Collected data entries

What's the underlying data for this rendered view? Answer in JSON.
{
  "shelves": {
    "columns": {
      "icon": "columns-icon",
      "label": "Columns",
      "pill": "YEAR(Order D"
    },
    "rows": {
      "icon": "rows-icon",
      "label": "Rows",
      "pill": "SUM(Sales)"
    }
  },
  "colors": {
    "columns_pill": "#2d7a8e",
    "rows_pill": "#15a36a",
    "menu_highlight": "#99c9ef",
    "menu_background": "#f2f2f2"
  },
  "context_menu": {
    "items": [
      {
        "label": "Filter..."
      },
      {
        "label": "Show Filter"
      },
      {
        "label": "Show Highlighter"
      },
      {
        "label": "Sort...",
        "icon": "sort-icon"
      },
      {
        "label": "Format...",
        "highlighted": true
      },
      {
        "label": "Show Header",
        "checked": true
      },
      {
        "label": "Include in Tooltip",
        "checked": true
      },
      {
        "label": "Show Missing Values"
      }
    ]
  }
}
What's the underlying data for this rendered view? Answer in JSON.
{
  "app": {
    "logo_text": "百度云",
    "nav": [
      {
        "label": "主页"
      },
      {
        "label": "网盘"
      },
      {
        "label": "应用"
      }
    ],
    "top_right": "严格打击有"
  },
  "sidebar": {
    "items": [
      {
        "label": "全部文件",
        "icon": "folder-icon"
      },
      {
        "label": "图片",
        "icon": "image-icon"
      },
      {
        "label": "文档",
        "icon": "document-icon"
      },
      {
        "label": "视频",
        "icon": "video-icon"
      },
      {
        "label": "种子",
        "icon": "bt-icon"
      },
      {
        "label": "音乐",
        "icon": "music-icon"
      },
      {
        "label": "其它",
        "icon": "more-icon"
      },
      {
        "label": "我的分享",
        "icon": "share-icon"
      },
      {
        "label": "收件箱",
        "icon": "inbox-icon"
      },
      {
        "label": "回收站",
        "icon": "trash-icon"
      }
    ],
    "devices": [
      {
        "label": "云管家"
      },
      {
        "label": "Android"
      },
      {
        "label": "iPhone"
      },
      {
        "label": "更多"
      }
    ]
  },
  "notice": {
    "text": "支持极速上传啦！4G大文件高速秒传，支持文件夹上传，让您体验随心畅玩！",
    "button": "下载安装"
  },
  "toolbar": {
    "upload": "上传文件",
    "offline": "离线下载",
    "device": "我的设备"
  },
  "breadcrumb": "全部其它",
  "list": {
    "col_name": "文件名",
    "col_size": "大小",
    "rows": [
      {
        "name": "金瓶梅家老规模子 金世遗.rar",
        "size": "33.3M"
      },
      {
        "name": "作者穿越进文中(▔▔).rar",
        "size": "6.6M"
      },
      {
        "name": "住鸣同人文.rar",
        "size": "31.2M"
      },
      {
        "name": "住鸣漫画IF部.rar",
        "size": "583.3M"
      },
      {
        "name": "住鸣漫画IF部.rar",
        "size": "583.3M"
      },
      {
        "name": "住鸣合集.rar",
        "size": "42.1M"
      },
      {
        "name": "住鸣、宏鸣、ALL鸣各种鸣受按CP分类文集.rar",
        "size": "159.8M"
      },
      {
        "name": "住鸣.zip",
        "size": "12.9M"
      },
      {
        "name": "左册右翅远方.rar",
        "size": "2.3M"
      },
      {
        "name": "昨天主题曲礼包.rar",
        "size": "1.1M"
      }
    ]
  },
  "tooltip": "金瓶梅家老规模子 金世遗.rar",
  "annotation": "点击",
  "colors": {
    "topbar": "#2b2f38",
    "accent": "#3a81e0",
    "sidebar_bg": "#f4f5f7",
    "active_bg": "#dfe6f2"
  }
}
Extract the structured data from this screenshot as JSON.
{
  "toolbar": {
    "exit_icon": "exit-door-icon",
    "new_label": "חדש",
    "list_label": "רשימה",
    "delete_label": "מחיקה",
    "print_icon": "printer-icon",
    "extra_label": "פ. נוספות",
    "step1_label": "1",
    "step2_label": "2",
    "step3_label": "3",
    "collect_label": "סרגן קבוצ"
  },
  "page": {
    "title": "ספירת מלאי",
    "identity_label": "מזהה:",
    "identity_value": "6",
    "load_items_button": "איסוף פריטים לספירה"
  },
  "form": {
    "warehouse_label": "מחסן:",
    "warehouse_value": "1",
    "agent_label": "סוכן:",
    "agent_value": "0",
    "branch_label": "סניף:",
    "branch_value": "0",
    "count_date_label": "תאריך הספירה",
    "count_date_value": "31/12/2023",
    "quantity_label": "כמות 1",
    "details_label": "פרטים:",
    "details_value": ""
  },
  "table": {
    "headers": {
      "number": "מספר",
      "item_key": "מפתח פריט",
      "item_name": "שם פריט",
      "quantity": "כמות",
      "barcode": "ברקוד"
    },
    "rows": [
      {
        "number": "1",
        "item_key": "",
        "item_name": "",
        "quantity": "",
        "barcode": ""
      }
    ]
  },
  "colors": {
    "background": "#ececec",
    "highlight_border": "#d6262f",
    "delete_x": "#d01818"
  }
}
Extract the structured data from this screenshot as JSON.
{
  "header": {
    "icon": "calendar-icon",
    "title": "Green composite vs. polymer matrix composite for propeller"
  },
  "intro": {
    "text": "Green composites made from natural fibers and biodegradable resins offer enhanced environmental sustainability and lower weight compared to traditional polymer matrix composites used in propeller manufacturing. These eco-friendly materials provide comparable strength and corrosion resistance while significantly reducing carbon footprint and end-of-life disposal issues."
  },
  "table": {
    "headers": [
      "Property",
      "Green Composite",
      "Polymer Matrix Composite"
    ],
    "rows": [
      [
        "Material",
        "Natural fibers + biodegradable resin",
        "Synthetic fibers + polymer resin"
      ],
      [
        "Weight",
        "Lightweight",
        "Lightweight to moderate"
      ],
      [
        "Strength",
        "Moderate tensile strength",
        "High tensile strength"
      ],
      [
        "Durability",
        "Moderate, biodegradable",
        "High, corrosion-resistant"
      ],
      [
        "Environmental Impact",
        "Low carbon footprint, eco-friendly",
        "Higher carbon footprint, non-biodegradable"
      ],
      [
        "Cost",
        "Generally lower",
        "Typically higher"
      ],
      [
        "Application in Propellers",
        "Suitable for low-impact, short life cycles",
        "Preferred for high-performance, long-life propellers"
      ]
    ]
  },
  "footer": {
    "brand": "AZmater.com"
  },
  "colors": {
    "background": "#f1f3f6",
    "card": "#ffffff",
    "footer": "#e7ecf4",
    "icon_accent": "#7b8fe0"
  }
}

WHAT YOU WILL DO =>
Extract all of the material exactly as it is written.

THE RESULT =>
What's the underlying data for this rendered view? Answer in JSON.
{
  "shelves": {
    "columns": {
      "icon": "columns-icon",
      "label": "Columns",
      "pill": "YEAR(Order D"
    },
    "rows": {
      "icon": "rows-icon",
      "label": "Rows",
      "pill": "SUM(Sales)"
    }
  },
  "colors": {
    "columns_pill": "#2d7a8e",
    "rows_pill": "#15a36a",
    "menu_highlight": "#99c9ef",
    "menu_background": "#f2f2f2"
  },
  "context_menu": {
    "items": [
      {
        "label": "Filter..."
      },
      {
        "label": "Show Filter"
      },
      {
        "label": "Show Highlighter"
      },
      {
        "label": "Sort...",
        "icon": "sort-icon"
      },
      {
        "label": "Format...",
        "highlighted": true
      },
      {
        "label": "Show Header",
        "checked": true
      },
      {
        "label": "Include in Tooltip",
        "checked": true
      },
      {
        "label": "Show Missing Values"
      }
    ]
  }
}
What's the underlying data for this rendered view? Answer in JSON.
{
  "app": {
    "logo_text": "百度云",
    "nav": [
      {
        "label": "主页"
      },
      {
        "label": "网盘"
      },
      {
        "label": "应用"
      }
    ],
    "top_right": "严格打击有"
  },
  "sidebar": {
    "items": [
      {
        "label": "全部文件",
        "icon": "folder-icon"
      },
      {
        "label": "图片",
        "icon": "image-icon"
      },
      {
        "label": "文档",
        "icon": "document-icon"
      },
      {
        "label": "视频",
        "icon": "video-icon"
      },
      {
        "label": "种子",
        "icon": "bt-icon"
      },
      {
        "label": "音乐",
        "icon": "music-icon"
      },
      {
        "label": "其它",
        "icon": "more-icon"
      },
      {
        "label": "我的分享",
        "icon": "share-icon"
      },
      {
        "label": "收件箱",
        "icon": "inbox-icon"
      },
      {
        "label": "回收站",
        "icon": "trash-icon"
      }
    ],
    "devices": [
      {
        "label": "云管家"
      },
      {
        "label": "Android"
      },
      {
        "label": "iPhone"
      },
      {
        "label": "更多"
      }
    ]
  },
  "notice": {
    "text": "支持极速上传啦！4G大文件高速秒传，支持文件夹上传，让您体验随心畅玩！",
    "button": "下载安装"
  },
  "toolbar": {
    "upload": "上传文件",
    "offline": "离线下载",
    "device": "我的设备"
  },
  "breadcrumb": "全部其它",
  "list": {
    "col_name": "文件名",
    "col_size": "大小",
    "rows": [
      {
        "name": "金瓶梅家老规模子 金世遗.rar",
        "size": "33.3M"
      },
      {
        "name": "作者穿越进文中(▔▔).rar",
        "size": "6.6M"
      },
      {
        "name": "住鸣同人文.rar",
        "size": "31.2M"
      },
      {
        "name": "住鸣漫画IF部.rar",
        "size": "583.3M"
      },
      {
        "name": "住鸣漫画IF部.rar",
        "size": "583.3M"
      },
      {
        "name": "住鸣合集.rar",
        "size": "42.1M"
      },
      {
        "name": "住鸣、宏鸣、ALL鸣各种鸣受按CP分类文集.rar",
        "size": "159.8M"
      },
      {
        "name": "住鸣.zip",
        "size": "12.9M"
      },
      {
        "name": "左册右翅远方.rar",
        "size": "2.3M"
      },
      {
        "name": "昨天主题曲礼包.rar",
        "size": "1.1M"
      }
    ]
  },
  "tooltip": "金瓶梅家老规模子 金世遗.rar",
  "annotation": "点击",
  "colors": {
    "topbar": "#2b2f38",
    "accent": "#3a81e0",
    "sidebar_bg": "#f4f5f7",
    "active_bg": "#dfe6f2"
  }
}
Extract the structured data from this screenshot as JSON.
{
  "toolbar": {
    "exit_icon": "exit-door-icon",
    "new_label": "חדש",
    "list_label": "רשימה",
    "delete_label": "מחיקה",
    "print_icon": "printer-icon",
    "extra_label": "פ. נוספות",
    "step1_label": "1",
    "step2_label": "2",
    "step3_label": "3",
    "collect_label": "סרגן קבוצ"
  },
  "page": {
    "title": "ספירת מלאי",
    "identity_label": "מזהה:",
    "identity_value": "6",
    "load_items_button": "איסוף פריטים לספירה"
  },
  "form": {
    "warehouse_label": "מחסן:",
    "warehouse_value": "1",
    "agent_label": "סוכן:",
    "agent_value": "0",
    "branch_label": "סניף:",
    "branch_value": "0",
    "count_date_label": "תאריך הספירה",
    "count_date_value": "31/12/2023",
    "quantity_label": "כמות 1",
    "details_label": "פרטים:",
    "details_value": ""
  },
  "table": {
    "headers": {
      "number": "מספר",
      "item_key": "מפתח פריט",
      "item_name": "שם פריט",
      "quantity": "כמות",
      "barcode": "ברקוד"
    },
    "rows": [
      {
        "number": "1",
        "item_key": "",
        "item_name": "",
        "quantity": "",
        "barcode": ""
      }
    ]
  },
  "colors": {
    "background": "#ececec",
    "highlight_border": "#d6262f",
    "delete_x": "#d01818"
  }
}
Extract the structured data from this screenshot as JSON.
{
  "header": {
    "icon": "calendar-icon",
    "title": "Green composite vs. polymer matrix composite for propeller"
  },
  "intro": {
    "text": "Green composites made from natural fibers and biodegradable resins offer enhanced environmental sustainability and lower weight compared to traditional polymer matrix composites used in propeller manufacturing. These eco-friendly materials provide comparable strength and corrosion resistance while significantly reducing carbon footprint and end-of-life disposal issues."
  },
  "table": {
    "headers": [
      "Property",
      "Green Composite",
      "Polymer Matrix Composite"
    ],
    "rows": [
      [
        "Material",
        "Natural fibers + biodegradable resin",
        "Synthetic fibers + polymer resin"
      ],
      [
        "Weight",
        "Lightweight",
        "Lightweight to moderate"
      ],
      [
        "Strength",
        "Moderate tensile strength",
        "High tensile strength"
      ],
      [
        "Durability",
        "Moderate, biodegradable",
        "High, corrosion-resistant"
      ],
      [
        "Environmental Impact",
        "Low carbon footprint, eco-friendly",
        "Higher carbon footprint, non-biodegradable"
      ],
      [
        "Cost",
        "Generally lower",
        "Typically higher"
      ],
      [
        "Application in Propellers",
        "Suitable for low-impact, short life cycles",
        "Preferred for high-performance, long-life propellers"
      ]
    ]
  },
  "footer": {
    "brand": "AZmater.com"
  },
  "colors": {
    "background": "#f1f3f6",
    "card": "#ffffff",
    "footer": "#e7ecf4",
    "icon_accent": "#7b8fe0"
  }
}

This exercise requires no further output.